Stored data:

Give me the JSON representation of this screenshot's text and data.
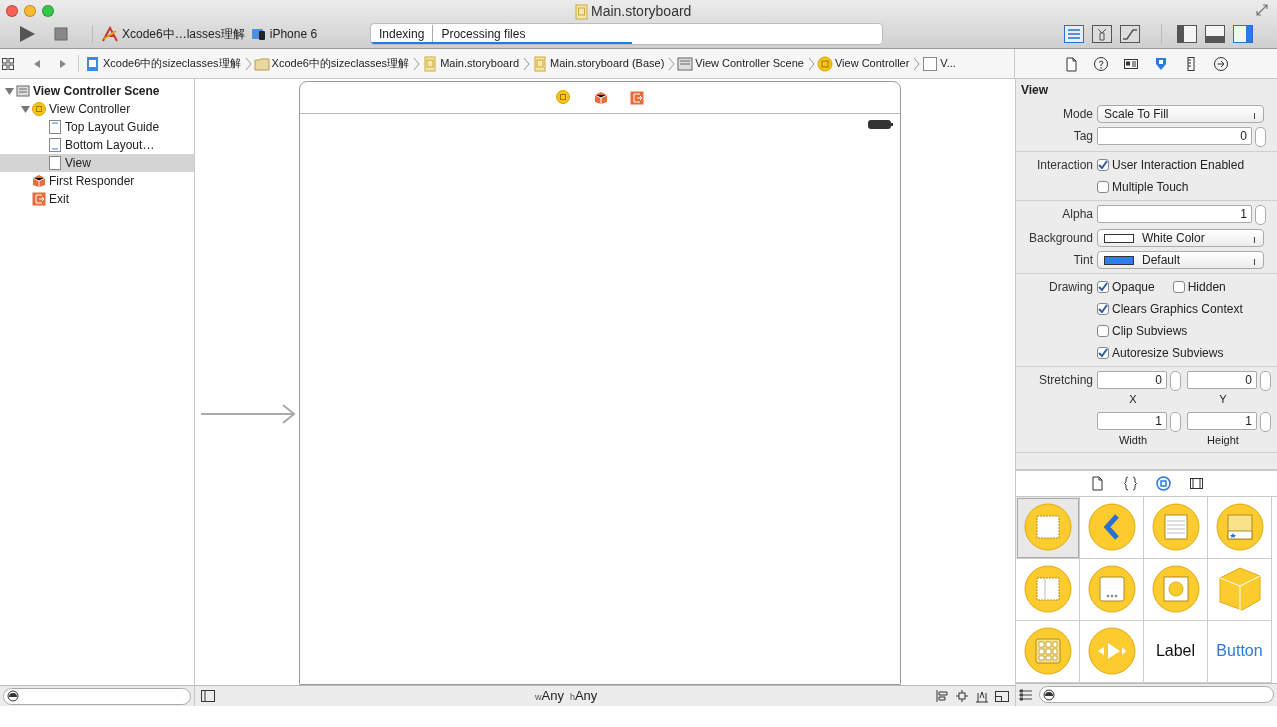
{
  "window": {
    "title": "Main.storyboard"
  },
  "toolbar": {
    "scheme": "Xcode6中…lasses理解",
    "device": "iPhone 6",
    "activity": {
      "task": "Indexing",
      "detail": "Processing files",
      "level": 0.51
    },
    "editor_modes": [
      {
        "kind": "standard",
        "selected": true
      },
      {
        "kind": "assistant",
        "selected": false
      },
      {
        "kind": "version",
        "selected": false
      }
    ],
    "panels": [
      {
        "kind": "navigator",
        "on": false
      },
      {
        "kind": "debug",
        "on": false
      },
      {
        "kind": "utilities",
        "on": true
      }
    ]
  },
  "jump_bar": [
    {
      "kind": "project",
      "text": "Xcode6中的sizeclasses理解"
    },
    {
      "kind": "folder",
      "text": "Xcode6中的sizeclasses理解"
    },
    {
      "kind": "storyboard",
      "text": "Main.storyboard"
    },
    {
      "kind": "storyboard",
      "text": "Main.storyboard (Base)"
    },
    {
      "kind": "scene",
      "text": "View Controller Scene"
    },
    {
      "kind": "controller",
      "text": "View Controller"
    },
    {
      "kind": "view",
      "text": "V..."
    }
  ],
  "inspector_tabs": [
    {
      "kind": "file",
      "selected": false
    },
    {
      "kind": "help",
      "selected": false
    },
    {
      "kind": "identity",
      "selected": false
    },
    {
      "kind": "attributes",
      "selected": true
    },
    {
      "kind": "size",
      "selected": false
    },
    {
      "kind": "connections",
      "selected": false
    }
  ],
  "outline": [
    {
      "kind": "scene",
      "text": "View Controller Scene",
      "expanded": true,
      "selected": false,
      "children": [
        {
          "kind": "controller",
          "text": "View Controller",
          "expanded": true,
          "selected": false,
          "children": [
            {
              "kind": "top-guide",
              "text": "Top Layout Guide",
              "selected": false
            },
            {
              "kind": "bottom-guide",
              "text": "Bottom Layout…",
              "selected": false
            },
            {
              "kind": "view",
              "text": "View",
              "selected": true
            }
          ]
        },
        {
          "kind": "responder",
          "text": "First Responder",
          "selected": false
        },
        {
          "kind": "exit",
          "text": "Exit",
          "selected": false
        }
      ]
    }
  ],
  "canvas": {
    "size_class": {
      "w_mark": "w",
      "width": "Any",
      "h_mark": "h",
      "height": "Any"
    }
  },
  "inspector": {
    "title": "View",
    "groups": [
      [
        {
          "kind": "popup",
          "label": "Mode",
          "value": "Scale To Fill"
        },
        {
          "kind": "stepper",
          "label": "Tag",
          "value": "0"
        }
      ],
      [
        {
          "kind": "checks",
          "label": "Interaction",
          "items": [
            {
              "text": "User Interaction Enabled",
              "checked": true
            }
          ]
        },
        {
          "kind": "checks",
          "items": [
            {
              "text": "Multiple Touch",
              "checked": false
            }
          ]
        }
      ],
      [
        {
          "kind": "stepper",
          "label": "Alpha",
          "value": "1"
        },
        {
          "kind": "popup",
          "label": "Background",
          "value": "White Color",
          "color": "#ffffff"
        },
        {
          "kind": "popup",
          "label": "Tint",
          "value": "Default",
          "color": "#2f80ed"
        }
      ],
      [
        {
          "kind": "checks",
          "label": "Drawing",
          "items": [
            {
              "text": "Opaque",
              "checked": true
            },
            {
              "text": "Hidden",
              "checked": false
            }
          ]
        },
        {
          "kind": "checks",
          "items": [
            {
              "text": "Clears Graphics Context",
              "checked": true
            }
          ]
        },
        {
          "kind": "checks",
          "items": [
            {
              "text": "Clip Subviews",
              "checked": false
            }
          ]
        },
        {
          "kind": "checks",
          "items": [
            {
              "text": "Autoresize Subviews",
              "checked": true
            }
          ]
        }
      ],
      [
        {
          "kind": "pair",
          "label": "Stretching",
          "fields": [
            {
              "value": "0",
              "caption": "X"
            },
            {
              "value": "0",
              "caption": "Y"
            }
          ]
        },
        {
          "kind": "pair",
          "fields": [
            {
              "value": "1",
              "caption": "Width"
            },
            {
              "value": "1",
              "caption": "Height"
            }
          ]
        }
      ]
    ]
  },
  "library_tabs": [
    {
      "kind": "file",
      "selected": false
    },
    {
      "kind": "snippet",
      "selected": false
    },
    {
      "kind": "object",
      "selected": true
    },
    {
      "kind": "media",
      "selected": false
    }
  ],
  "library": [
    {
      "kind": "view",
      "selected": true
    },
    {
      "kind": "navigation",
      "selected": false
    },
    {
      "kind": "table",
      "selected": false
    },
    {
      "kind": "tabbar",
      "selected": false
    },
    {
      "kind": "split",
      "selected": false
    },
    {
      "kind": "page",
      "selected": false
    },
    {
      "kind": "image",
      "selected": false
    },
    {
      "kind": "object",
      "selected": false
    },
    {
      "kind": "collection",
      "selected": false
    },
    {
      "kind": "media",
      "selected": false
    },
    {
      "kind": "label",
      "text": "Label",
      "selected": false
    },
    {
      "kind": "button",
      "text": "Button",
      "selected": false
    }
  ]
}
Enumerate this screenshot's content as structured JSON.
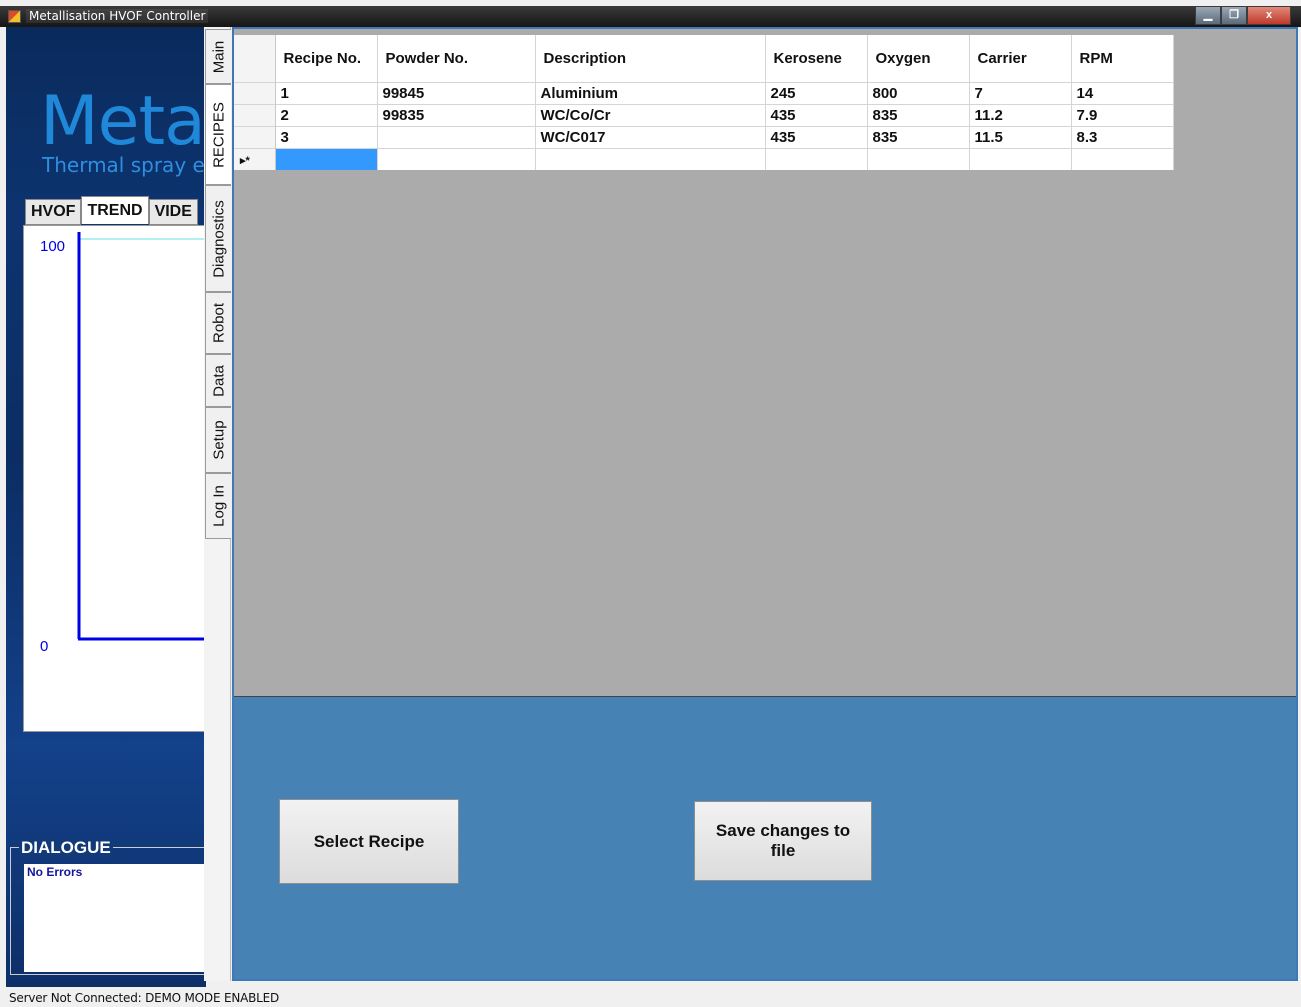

## PROMPT
Without the pictures, copy the material exactly as given.

## ANSWER TO THIS TASK
Give me the JSON representation of this screenshot's text and data.
{
  "window": {
    "title": "Main.storyboard"
  },
  "toolbar": {
    "scheme": "Xcode6中…lasses理解",
    "device": "iPhone 6",
    "activity": {
      "task": "Indexing",
      "detail": "Processing files",
      "level": 0.51
    },
    "editor_modes": [
      {
        "kind": "standard",
        "selected": true
      },
      {
        "kind": "assistant",
        "selected": false
      },
      {
        "kind": "version",
        "selected": false
      }
    ],
    "panels": [
      {
        "kind": "navigator",
        "on": false
      },
      {
        "kind": "debug",
        "on": false
      },
      {
        "kind": "utilities",
        "on": true
      }
    ]
  },
  "jump_bar": [
    {
      "kind": "project",
      "text": "Xcode6中的sizeclasses理解"
    },
    {
      "kind": "folder",
      "text": "Xcode6中的sizeclasses理解"
    },
    {
      "kind": "storyboard",
      "text": "Main.storyboard"
    },
    {
      "kind": "storyboard",
      "text": "Main.storyboard (Base)"
    },
    {
      "kind": "scene",
      "text": "View Controller Scene"
    },
    {
      "kind": "controller",
      "text": "View Controller"
    },
    {
      "kind": "view",
      "text": "V..."
    }
  ],
  "inspector_tabs": [
    {
      "kind": "file",
      "selected": false
    },
    {
      "kind": "help",
      "selected": false
    },
    {
      "kind": "identity",
      "selected": false
    },
    {
      "kind": "attributes",
      "selected": true
    },
    {
      "kind": "size",
      "selected": false
    },
    {
      "kind": "connections",
      "selected": false
    }
  ],
  "outline": [
    {
      "kind": "scene",
      "text": "View Controller Scene",
      "expanded": true,
      "selected": false,
      "children": [
        {
          "kind": "controller",
          "text": "View Controller",
          "expanded": true,
          "selected": false,
          "children": [
            {
              "kind": "top-guide",
              "text": "Top Layout Guide",
              "selected": false
            },
            {
              "kind": "bottom-guide",
              "text": "Bottom Layout…",
              "selected": false
            },
            {
              "kind": "view",
              "text": "View",
              "selected": true
            }
          ]
        },
        {
          "kind": "responder",
          "text": "First Responder",
          "selected": false
        },
        {
          "kind": "exit",
          "text": "Exit",
          "selected": false
        }
      ]
    }
  ],
  "canvas": {
    "size_class": {
      "w_mark": "w",
      "width": "Any",
      "h_mark": "h",
      "height": "Any"
    }
  },
  "inspector": {
    "title": "View",
    "groups": [
      [
        {
          "kind": "popup",
          "label": "Mode",
          "value": "Scale To Fill"
        },
        {
          "kind": "stepper",
          "label": "Tag",
          "value": "0"
        }
      ],
      [
        {
          "kind": "checks",
          "label": "Interaction",
          "items": [
            {
              "text": "User Interaction Enabled",
              "checked": true
            }
          ]
        },
        {
          "kind": "checks",
          "items": [
            {
              "text": "Multiple Touch",
              "checked": false
            }
          ]
        }
      ],
      [
        {
          "kind": "stepper",
          "label": "Alpha",
          "value": "1"
        },
        {
          "kind": "popup",
          "label": "Background",
          "value": "White Color",
          "color": "#ffffff"
        },
        {
          "kind": "popup",
          "label": "Tint",
          "value": "Default",
          "color": "#2f80ed"
        }
      ],
      [
        {
          "kind": "checks",
          "label": "Drawing",
          "items": [
            {
              "text": "Opaque",
              "checked": true
            },
            {
              "text": "Hidden",
              "checked": false
            }
          ]
        },
        {
          "kind": "checks",
          "items": [
            {
              "text": "Clears Graphics Context",
              "checked": true
            }
          ]
        },
        {
          "kind": "checks",
          "items": [
            {
              "text": "Clip Subviews",
              "checked": false
            }
          ]
        },
        {
          "kind": "checks",
          "items": [
            {
              "text": "Autoresize Subviews",
              "checked": true
            }
          ]
        }
      ],
      [
        {
          "kind": "pair",
          "label": "Stretching",
          "fields": [
            {
              "value": "0",
              "caption": "X"
            },
            {
              "value": "0",
              "caption": "Y"
            }
          ]
        },
        {
          "kind": "pair",
          "fields": [
            {
              "value": "1",
              "caption": "Width"
            },
            {
              "value": "1",
              "caption": "Height"
            }
          ]
        }
      ]
    ]
  },
  "library_tabs": [
    {
      "kind": "file",
      "selected": false
    },
    {
      "kind": "snippet",
      "selected": false
    },
    {
      "kind": "object",
      "selected": true
    },
    {
      "kind": "media",
      "selected": false
    }
  ],
  "library": [
    {
      "kind": "view",
      "selected": true
    },
    {
      "kind": "navigation",
      "selected": false
    },
    {
      "kind": "table",
      "selected": false
    },
    {
      "kind": "tabbar",
      "selected": false
    },
    {
      "kind": "split",
      "selected": false
    },
    {
      "kind": "page",
      "selected": false
    },
    {
      "kind": "image",
      "selected": false
    },
    {
      "kind": "object",
      "selected": false
    },
    {
      "kind": "collection",
      "selected": false
    },
    {
      "kind": "media",
      "selected": false
    },
    {
      "kind": "label",
      "text": "Label",
      "selected": false
    },
    {
      "kind": "button",
      "text": "Button",
      "selected": false
    }
  ]
}
Enumerate this screenshot's content as structured JSON.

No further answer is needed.